(Saved data entries)
===

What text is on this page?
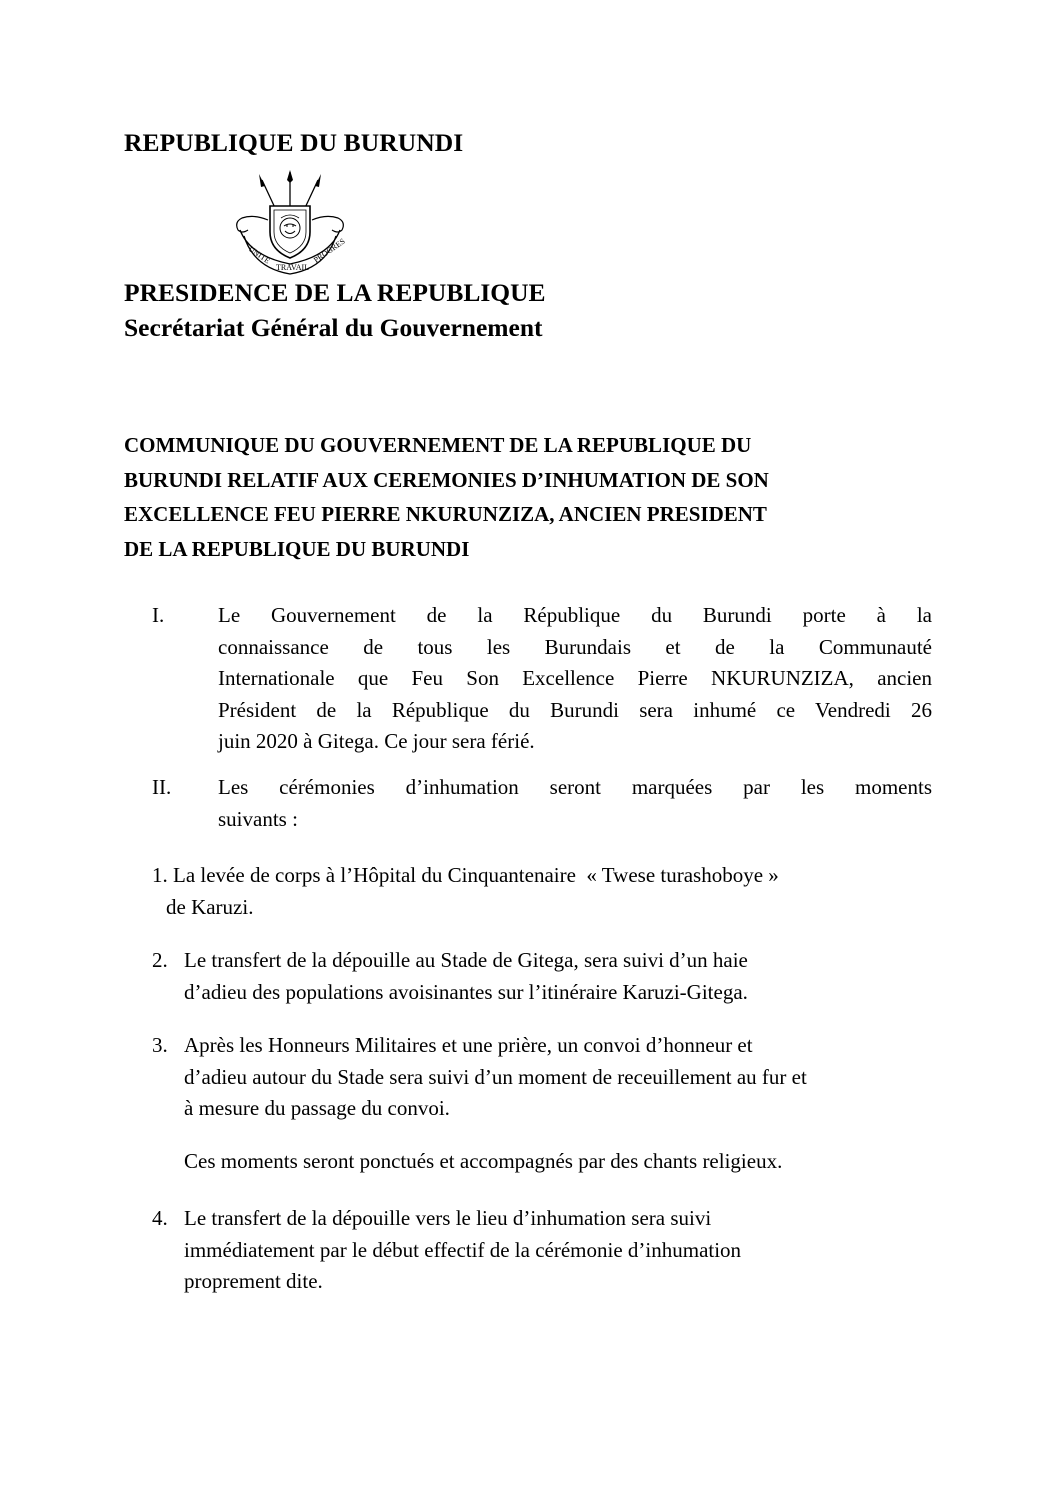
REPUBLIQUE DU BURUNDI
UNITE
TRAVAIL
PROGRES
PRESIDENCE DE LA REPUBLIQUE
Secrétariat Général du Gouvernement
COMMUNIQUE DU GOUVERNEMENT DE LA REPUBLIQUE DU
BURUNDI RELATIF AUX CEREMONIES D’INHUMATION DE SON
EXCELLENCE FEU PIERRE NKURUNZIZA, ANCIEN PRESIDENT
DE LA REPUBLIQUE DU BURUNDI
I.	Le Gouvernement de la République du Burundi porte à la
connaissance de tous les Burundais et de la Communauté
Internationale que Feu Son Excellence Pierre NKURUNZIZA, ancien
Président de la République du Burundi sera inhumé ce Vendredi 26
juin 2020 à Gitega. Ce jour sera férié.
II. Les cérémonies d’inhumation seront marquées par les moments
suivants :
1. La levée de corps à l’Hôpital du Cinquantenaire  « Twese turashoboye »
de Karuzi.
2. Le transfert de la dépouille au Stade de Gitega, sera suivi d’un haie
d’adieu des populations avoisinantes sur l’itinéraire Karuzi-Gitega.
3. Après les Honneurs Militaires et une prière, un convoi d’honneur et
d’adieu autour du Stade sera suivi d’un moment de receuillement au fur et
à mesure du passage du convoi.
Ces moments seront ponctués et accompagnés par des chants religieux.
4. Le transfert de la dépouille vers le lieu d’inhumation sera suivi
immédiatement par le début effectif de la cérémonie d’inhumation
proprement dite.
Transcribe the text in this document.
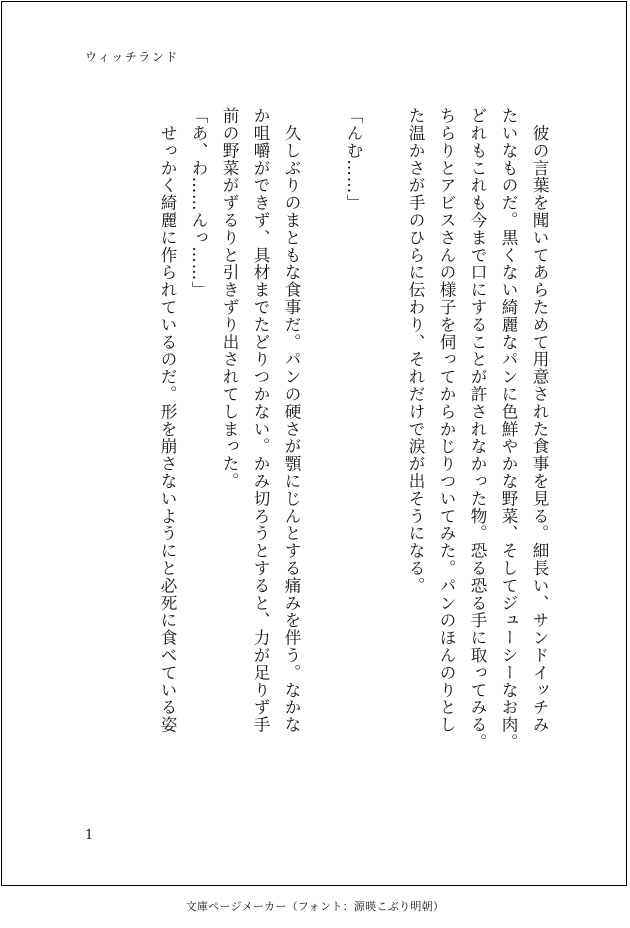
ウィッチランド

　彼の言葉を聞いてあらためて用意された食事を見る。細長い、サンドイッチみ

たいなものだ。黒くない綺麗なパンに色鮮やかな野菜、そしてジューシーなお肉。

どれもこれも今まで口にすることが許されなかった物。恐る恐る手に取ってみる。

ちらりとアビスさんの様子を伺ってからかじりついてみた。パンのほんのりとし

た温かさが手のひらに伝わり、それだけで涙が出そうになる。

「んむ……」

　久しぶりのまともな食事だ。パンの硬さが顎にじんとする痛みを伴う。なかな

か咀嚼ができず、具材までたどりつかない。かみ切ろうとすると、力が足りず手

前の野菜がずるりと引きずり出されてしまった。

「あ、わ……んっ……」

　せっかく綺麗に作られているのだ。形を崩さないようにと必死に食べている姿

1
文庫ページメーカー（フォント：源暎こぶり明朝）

===

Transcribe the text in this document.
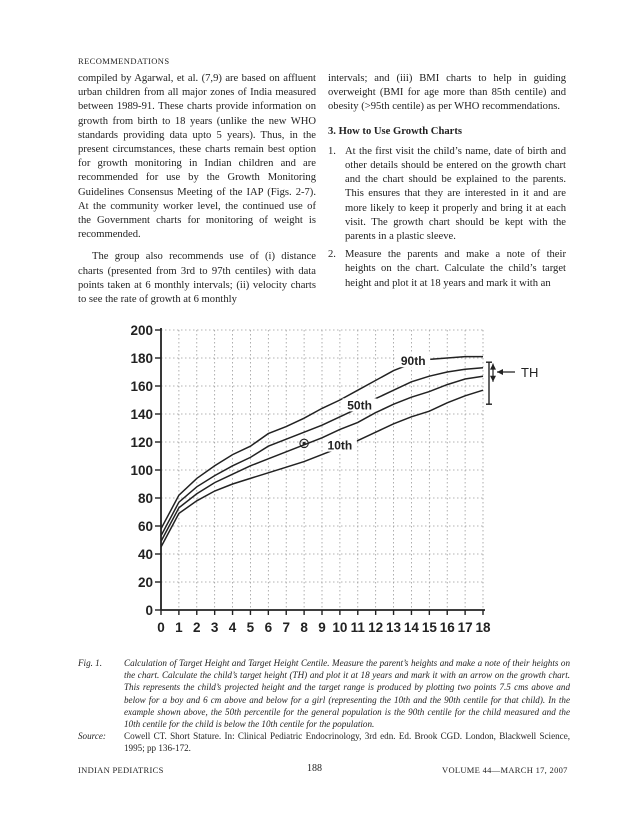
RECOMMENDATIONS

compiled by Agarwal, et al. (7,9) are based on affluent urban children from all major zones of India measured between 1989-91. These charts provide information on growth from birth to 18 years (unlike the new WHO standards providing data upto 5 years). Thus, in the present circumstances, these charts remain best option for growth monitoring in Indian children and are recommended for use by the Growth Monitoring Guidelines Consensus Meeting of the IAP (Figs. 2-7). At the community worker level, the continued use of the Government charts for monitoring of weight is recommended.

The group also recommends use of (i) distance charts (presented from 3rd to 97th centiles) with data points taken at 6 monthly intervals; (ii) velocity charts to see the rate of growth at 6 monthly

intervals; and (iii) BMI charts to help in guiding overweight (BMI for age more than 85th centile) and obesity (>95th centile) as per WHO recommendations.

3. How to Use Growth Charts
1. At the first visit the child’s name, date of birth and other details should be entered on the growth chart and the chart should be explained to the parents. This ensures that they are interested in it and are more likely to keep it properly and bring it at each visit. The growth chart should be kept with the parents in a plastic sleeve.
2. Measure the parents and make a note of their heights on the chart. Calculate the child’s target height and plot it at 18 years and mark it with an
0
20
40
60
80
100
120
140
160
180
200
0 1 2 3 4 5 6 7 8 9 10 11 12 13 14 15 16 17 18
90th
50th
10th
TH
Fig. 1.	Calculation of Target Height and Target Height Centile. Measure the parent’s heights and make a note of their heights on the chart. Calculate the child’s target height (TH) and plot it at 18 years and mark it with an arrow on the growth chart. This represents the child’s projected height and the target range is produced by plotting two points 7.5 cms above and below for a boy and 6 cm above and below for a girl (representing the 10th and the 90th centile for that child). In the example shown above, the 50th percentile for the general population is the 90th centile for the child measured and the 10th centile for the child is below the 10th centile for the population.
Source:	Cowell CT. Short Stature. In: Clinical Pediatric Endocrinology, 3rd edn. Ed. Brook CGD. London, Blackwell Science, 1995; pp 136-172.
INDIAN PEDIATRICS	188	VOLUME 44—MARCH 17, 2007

===

> [REQUIREMENT]: Say the number of lines in the listing that hold "Karuzi", with no added words.

> [CORRECT OUTPUT]: 2